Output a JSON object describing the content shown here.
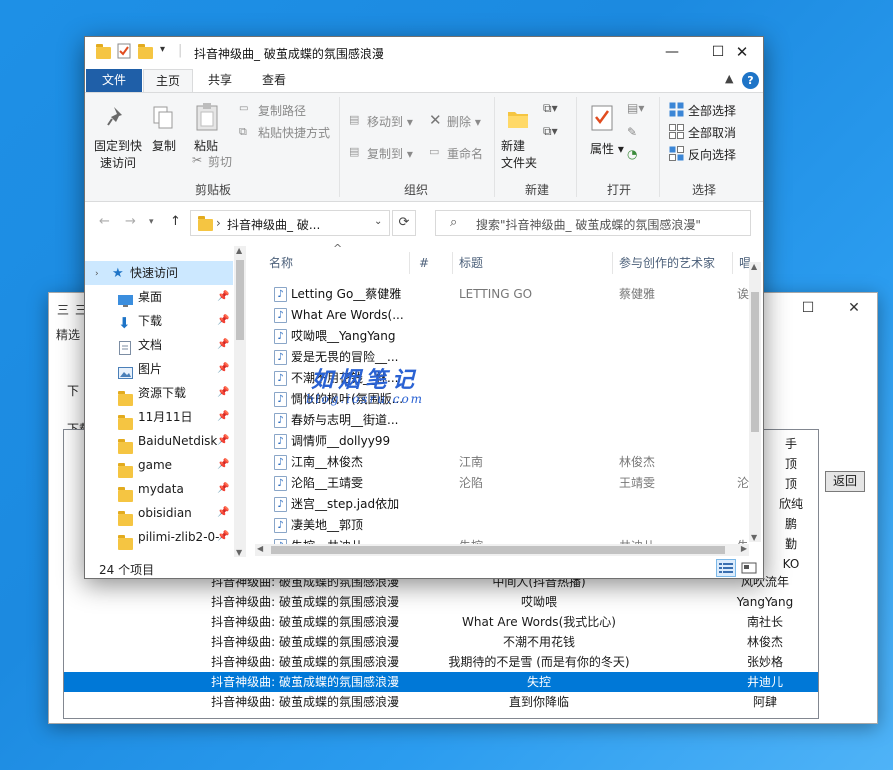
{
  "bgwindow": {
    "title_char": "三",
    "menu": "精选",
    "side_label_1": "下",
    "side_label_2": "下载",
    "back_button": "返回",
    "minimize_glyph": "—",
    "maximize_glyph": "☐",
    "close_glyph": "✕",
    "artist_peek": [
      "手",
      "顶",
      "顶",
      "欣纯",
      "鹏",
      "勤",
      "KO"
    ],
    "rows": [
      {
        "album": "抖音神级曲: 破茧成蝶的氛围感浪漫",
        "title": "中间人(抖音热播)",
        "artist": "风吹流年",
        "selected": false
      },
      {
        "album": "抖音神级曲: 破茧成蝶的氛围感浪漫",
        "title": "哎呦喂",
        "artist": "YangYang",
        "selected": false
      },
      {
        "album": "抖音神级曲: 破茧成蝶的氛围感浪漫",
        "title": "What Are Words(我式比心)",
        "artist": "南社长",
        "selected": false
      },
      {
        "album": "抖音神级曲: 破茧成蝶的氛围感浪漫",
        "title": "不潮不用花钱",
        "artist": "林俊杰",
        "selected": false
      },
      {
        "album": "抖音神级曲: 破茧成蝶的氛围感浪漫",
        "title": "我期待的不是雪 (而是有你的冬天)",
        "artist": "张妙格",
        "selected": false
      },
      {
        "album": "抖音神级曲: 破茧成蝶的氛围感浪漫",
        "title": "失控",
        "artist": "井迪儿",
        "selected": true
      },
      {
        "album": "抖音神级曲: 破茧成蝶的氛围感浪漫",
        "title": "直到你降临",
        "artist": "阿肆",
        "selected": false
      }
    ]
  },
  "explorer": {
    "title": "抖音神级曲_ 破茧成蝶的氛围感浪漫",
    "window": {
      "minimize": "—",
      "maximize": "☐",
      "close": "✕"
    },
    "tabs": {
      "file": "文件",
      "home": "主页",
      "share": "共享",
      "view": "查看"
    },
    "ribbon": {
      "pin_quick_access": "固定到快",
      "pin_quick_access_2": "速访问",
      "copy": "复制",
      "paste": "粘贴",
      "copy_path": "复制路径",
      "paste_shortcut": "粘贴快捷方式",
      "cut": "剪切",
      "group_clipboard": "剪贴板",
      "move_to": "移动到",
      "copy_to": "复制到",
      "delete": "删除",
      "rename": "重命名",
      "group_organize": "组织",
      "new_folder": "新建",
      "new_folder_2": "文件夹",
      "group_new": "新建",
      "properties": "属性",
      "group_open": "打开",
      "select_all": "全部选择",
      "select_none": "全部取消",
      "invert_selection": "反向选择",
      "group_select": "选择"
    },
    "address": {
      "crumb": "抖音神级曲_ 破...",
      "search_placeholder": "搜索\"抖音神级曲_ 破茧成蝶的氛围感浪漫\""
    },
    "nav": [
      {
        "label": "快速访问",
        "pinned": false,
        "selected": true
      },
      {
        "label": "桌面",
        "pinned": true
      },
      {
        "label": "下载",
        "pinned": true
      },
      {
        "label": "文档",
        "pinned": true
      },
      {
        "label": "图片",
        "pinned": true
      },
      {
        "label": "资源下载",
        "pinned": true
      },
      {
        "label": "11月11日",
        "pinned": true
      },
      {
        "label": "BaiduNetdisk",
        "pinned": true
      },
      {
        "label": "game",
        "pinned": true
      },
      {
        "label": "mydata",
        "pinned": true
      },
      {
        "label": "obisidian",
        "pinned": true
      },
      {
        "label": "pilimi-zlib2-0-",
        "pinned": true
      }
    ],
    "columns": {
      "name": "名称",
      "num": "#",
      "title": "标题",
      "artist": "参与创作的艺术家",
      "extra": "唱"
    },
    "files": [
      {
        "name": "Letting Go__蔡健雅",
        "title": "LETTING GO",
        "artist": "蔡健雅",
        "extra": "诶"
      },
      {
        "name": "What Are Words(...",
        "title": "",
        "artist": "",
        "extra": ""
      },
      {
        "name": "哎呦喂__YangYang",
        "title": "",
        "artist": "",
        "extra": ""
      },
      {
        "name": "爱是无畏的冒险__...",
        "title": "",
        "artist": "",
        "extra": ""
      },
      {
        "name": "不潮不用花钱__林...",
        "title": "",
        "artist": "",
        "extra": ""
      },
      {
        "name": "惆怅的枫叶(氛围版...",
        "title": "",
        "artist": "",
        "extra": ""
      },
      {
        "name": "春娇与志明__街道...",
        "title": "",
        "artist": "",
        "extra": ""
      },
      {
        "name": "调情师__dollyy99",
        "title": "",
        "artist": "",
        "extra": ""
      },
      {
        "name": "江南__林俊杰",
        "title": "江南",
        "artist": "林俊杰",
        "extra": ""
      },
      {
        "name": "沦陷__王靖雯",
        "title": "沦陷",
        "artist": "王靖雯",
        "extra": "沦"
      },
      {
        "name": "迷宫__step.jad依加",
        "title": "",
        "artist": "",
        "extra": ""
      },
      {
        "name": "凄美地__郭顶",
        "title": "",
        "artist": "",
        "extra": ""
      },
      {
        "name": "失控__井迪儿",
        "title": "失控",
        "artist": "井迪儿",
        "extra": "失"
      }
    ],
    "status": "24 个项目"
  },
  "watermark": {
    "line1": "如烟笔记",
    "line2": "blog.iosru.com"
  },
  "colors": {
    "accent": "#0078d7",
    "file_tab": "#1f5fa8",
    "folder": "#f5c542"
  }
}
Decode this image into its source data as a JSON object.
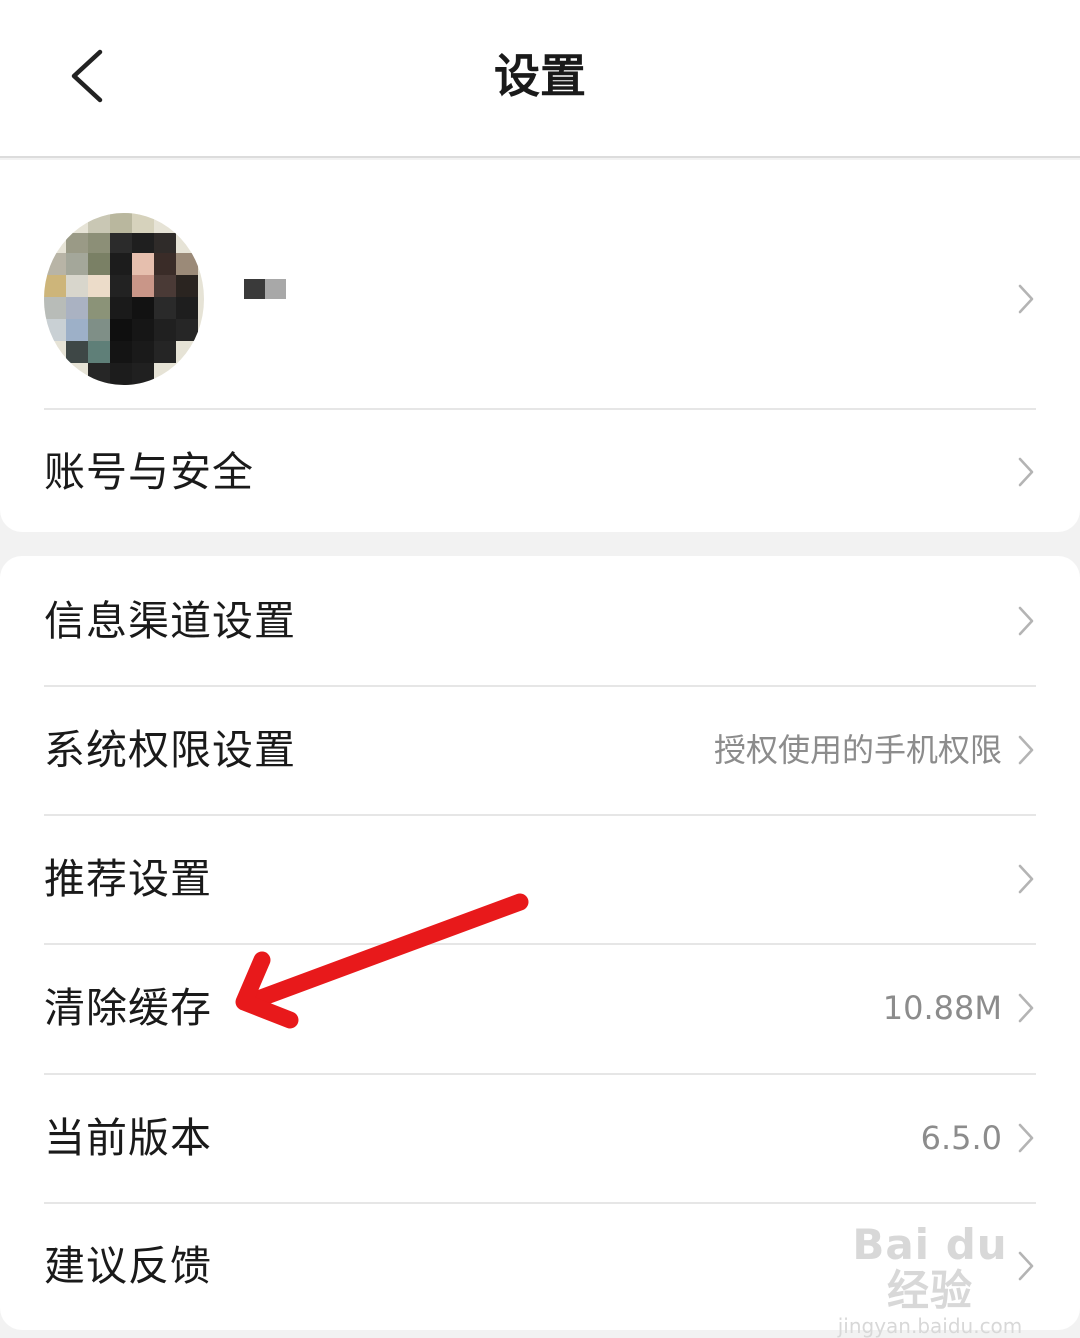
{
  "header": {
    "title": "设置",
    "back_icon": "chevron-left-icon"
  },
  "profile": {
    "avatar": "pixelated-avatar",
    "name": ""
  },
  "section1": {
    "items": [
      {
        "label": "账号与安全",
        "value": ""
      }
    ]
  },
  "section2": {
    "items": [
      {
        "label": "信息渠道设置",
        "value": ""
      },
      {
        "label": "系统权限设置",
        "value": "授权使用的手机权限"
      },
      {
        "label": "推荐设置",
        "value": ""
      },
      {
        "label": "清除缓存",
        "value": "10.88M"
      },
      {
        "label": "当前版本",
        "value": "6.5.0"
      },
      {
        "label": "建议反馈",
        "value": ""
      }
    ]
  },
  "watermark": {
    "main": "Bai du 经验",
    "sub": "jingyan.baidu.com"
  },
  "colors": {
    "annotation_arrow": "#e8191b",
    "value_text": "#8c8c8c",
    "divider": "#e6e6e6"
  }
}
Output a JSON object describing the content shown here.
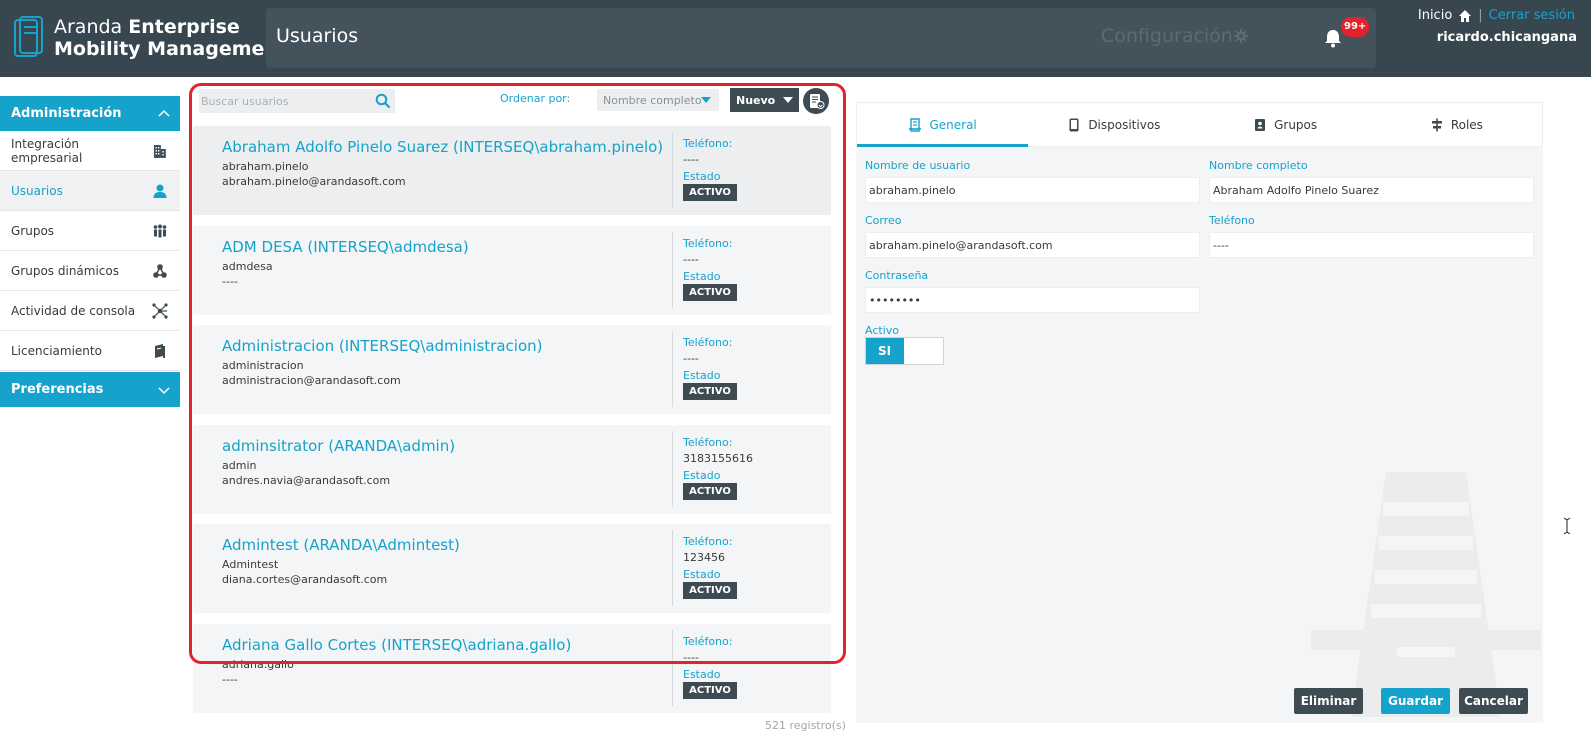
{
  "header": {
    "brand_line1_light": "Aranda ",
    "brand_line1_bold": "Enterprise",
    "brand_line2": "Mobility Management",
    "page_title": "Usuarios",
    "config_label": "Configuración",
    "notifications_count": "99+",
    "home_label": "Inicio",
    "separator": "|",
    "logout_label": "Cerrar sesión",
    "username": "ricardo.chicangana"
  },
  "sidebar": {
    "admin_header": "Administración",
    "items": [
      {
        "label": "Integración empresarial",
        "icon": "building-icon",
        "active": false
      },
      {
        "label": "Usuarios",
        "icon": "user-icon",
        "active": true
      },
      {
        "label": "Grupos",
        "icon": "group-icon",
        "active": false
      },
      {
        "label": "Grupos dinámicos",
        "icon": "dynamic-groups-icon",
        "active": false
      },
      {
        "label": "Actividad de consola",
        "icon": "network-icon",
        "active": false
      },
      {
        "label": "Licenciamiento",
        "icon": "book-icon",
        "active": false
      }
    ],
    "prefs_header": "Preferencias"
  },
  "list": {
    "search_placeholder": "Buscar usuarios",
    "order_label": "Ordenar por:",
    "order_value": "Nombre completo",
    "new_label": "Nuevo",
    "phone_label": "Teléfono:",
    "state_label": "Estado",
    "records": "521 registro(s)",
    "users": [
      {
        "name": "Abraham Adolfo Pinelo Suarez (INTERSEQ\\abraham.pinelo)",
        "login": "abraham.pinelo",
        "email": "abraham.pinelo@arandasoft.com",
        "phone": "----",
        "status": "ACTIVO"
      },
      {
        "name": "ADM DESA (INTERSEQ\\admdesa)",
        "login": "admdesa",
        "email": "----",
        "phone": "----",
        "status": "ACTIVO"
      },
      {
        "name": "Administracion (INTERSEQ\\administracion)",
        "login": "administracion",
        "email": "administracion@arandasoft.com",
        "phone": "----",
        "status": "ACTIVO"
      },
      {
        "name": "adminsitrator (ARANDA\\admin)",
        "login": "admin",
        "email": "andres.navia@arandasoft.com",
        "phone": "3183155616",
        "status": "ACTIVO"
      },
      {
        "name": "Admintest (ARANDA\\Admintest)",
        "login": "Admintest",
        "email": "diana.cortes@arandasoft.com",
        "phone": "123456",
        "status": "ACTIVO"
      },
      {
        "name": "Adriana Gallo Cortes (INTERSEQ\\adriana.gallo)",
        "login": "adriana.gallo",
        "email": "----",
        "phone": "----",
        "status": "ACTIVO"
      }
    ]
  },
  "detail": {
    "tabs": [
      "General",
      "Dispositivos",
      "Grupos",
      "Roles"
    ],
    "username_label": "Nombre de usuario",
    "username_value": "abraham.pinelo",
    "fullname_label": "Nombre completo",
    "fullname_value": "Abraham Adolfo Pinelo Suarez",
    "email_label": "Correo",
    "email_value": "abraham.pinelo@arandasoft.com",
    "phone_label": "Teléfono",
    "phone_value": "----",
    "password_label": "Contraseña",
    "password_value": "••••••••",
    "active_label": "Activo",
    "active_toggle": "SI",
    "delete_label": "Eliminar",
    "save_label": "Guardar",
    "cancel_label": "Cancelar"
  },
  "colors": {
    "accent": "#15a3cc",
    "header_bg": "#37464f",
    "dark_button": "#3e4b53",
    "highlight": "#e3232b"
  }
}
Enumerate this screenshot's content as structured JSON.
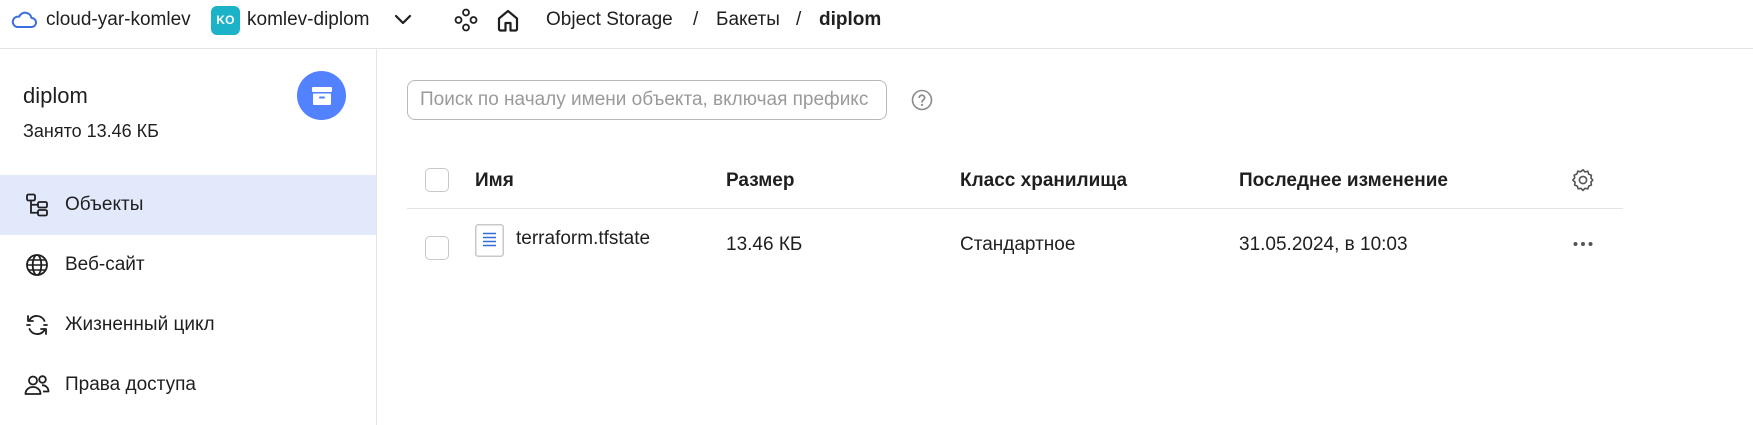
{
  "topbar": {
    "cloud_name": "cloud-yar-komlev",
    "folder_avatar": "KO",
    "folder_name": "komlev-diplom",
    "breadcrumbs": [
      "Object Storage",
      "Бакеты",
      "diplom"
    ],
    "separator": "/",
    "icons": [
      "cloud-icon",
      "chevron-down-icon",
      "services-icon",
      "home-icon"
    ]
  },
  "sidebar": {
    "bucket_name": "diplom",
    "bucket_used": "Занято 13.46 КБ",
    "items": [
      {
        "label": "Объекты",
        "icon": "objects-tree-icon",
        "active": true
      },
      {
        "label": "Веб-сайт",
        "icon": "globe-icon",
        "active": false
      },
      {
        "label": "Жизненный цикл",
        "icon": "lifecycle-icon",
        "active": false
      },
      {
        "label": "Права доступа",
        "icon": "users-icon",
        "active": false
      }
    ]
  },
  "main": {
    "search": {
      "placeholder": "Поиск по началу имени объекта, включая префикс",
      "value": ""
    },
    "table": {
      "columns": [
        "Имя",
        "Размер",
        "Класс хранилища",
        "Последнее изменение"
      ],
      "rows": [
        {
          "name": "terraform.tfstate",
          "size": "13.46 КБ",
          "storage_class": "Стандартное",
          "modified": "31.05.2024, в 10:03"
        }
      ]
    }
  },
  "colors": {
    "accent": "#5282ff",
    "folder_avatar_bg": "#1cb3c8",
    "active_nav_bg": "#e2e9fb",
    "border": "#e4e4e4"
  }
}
▬▬▬▬▬▬
WRITTEN TASK:
Return solely the number of lines in the data that include the word "chevron".

RESPONSE TO THE TASK:
2